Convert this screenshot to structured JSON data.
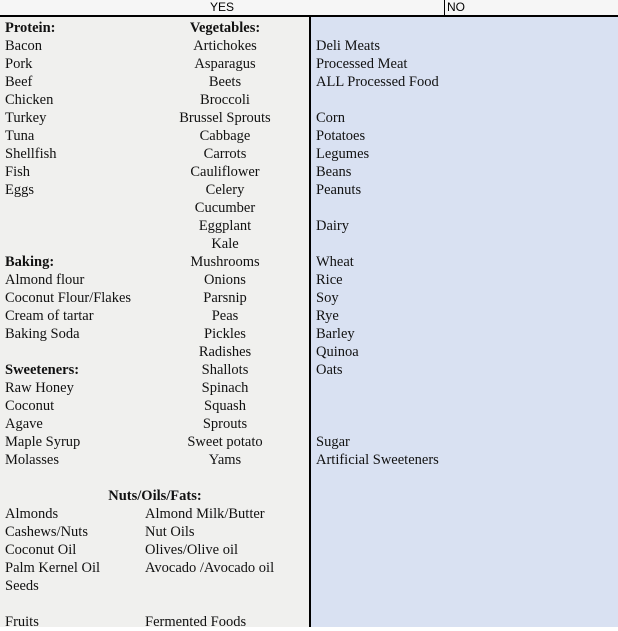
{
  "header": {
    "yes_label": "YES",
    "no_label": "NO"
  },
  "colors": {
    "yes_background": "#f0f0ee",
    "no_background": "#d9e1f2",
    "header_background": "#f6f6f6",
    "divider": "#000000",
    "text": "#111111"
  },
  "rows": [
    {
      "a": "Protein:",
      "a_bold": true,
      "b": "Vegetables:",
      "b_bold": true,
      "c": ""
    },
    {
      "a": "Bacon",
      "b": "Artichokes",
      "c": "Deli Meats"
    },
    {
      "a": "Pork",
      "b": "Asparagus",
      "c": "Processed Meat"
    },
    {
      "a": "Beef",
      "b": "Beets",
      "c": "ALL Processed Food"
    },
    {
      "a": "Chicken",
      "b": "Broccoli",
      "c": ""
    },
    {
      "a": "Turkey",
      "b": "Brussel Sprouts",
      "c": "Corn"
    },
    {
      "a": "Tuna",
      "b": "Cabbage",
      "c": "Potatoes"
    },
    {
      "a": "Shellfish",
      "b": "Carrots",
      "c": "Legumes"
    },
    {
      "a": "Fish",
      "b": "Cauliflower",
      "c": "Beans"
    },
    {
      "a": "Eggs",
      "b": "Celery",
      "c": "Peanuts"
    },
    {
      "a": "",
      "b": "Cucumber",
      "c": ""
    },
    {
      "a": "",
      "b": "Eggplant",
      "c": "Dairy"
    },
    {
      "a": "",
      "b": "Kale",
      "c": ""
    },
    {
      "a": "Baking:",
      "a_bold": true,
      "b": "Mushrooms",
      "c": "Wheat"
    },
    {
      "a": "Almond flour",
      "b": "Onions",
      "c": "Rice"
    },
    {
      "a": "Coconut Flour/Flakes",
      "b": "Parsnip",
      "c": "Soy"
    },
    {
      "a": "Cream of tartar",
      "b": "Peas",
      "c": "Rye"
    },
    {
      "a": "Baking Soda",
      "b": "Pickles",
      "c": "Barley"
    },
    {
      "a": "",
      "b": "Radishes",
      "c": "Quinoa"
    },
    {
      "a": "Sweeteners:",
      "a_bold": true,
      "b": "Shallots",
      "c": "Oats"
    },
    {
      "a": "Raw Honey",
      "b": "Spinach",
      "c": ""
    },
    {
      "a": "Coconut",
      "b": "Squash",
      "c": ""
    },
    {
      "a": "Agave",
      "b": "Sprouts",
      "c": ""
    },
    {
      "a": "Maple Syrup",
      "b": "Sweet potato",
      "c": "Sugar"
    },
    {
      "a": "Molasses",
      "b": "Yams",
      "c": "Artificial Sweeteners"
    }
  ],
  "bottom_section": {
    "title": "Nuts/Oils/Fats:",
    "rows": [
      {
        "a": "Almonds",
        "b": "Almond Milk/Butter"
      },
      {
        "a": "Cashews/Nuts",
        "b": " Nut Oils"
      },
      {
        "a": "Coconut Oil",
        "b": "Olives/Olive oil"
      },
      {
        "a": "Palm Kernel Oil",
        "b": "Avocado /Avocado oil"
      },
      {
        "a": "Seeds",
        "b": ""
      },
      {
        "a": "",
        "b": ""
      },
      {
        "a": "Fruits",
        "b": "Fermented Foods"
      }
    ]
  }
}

——

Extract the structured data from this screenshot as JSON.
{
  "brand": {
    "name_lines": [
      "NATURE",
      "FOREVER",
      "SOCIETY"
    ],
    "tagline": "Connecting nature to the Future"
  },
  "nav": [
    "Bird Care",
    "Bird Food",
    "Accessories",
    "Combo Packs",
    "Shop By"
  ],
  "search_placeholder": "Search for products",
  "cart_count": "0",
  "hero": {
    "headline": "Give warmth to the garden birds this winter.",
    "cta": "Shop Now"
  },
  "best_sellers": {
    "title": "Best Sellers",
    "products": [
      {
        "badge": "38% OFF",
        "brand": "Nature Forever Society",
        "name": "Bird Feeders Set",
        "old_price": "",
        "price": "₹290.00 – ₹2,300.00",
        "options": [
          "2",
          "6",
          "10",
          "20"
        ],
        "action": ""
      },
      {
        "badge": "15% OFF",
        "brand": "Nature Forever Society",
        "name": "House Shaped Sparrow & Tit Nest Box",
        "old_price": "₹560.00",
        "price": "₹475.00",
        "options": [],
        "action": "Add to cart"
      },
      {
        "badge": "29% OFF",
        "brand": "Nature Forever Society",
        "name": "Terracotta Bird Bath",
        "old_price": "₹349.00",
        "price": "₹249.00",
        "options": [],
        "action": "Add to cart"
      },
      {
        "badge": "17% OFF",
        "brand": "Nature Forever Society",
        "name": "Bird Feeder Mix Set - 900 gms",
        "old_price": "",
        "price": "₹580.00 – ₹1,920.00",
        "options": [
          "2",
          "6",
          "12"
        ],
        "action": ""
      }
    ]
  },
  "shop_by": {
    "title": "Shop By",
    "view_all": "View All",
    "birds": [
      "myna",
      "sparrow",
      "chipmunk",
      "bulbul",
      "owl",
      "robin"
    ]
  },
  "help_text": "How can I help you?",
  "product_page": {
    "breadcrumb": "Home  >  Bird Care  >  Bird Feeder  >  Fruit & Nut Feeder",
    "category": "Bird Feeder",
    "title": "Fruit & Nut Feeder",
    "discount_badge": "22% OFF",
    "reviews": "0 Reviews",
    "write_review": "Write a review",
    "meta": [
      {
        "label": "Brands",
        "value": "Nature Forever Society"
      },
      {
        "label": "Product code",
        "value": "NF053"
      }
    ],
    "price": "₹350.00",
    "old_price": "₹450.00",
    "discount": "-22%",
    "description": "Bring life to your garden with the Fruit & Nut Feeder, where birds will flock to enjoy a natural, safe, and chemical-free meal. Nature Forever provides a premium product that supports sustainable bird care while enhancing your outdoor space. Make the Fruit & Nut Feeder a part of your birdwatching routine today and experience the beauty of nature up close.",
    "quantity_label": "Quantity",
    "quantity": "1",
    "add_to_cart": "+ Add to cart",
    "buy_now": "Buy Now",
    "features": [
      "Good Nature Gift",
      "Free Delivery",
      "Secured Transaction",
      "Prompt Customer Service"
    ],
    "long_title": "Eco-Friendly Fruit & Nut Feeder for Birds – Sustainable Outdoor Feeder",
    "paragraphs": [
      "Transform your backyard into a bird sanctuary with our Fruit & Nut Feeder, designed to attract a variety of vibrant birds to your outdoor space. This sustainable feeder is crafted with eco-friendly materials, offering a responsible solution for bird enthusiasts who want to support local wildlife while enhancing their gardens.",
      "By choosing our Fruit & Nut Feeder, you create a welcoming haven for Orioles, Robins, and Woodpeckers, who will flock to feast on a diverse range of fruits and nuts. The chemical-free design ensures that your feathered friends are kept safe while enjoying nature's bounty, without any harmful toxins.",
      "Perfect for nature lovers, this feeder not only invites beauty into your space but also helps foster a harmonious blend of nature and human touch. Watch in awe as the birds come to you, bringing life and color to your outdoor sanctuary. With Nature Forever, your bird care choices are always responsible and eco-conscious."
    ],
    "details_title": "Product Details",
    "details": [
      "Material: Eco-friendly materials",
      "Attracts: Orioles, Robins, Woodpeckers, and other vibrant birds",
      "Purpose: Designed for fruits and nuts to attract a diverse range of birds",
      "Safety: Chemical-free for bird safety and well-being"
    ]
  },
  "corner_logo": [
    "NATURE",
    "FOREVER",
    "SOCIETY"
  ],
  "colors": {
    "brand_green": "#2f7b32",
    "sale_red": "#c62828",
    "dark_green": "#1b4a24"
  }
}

——

_Action item_
In the listing above, how many of the lines contain the string "Orioles"? Respond with the number alone.

_Reply to the exercise_
2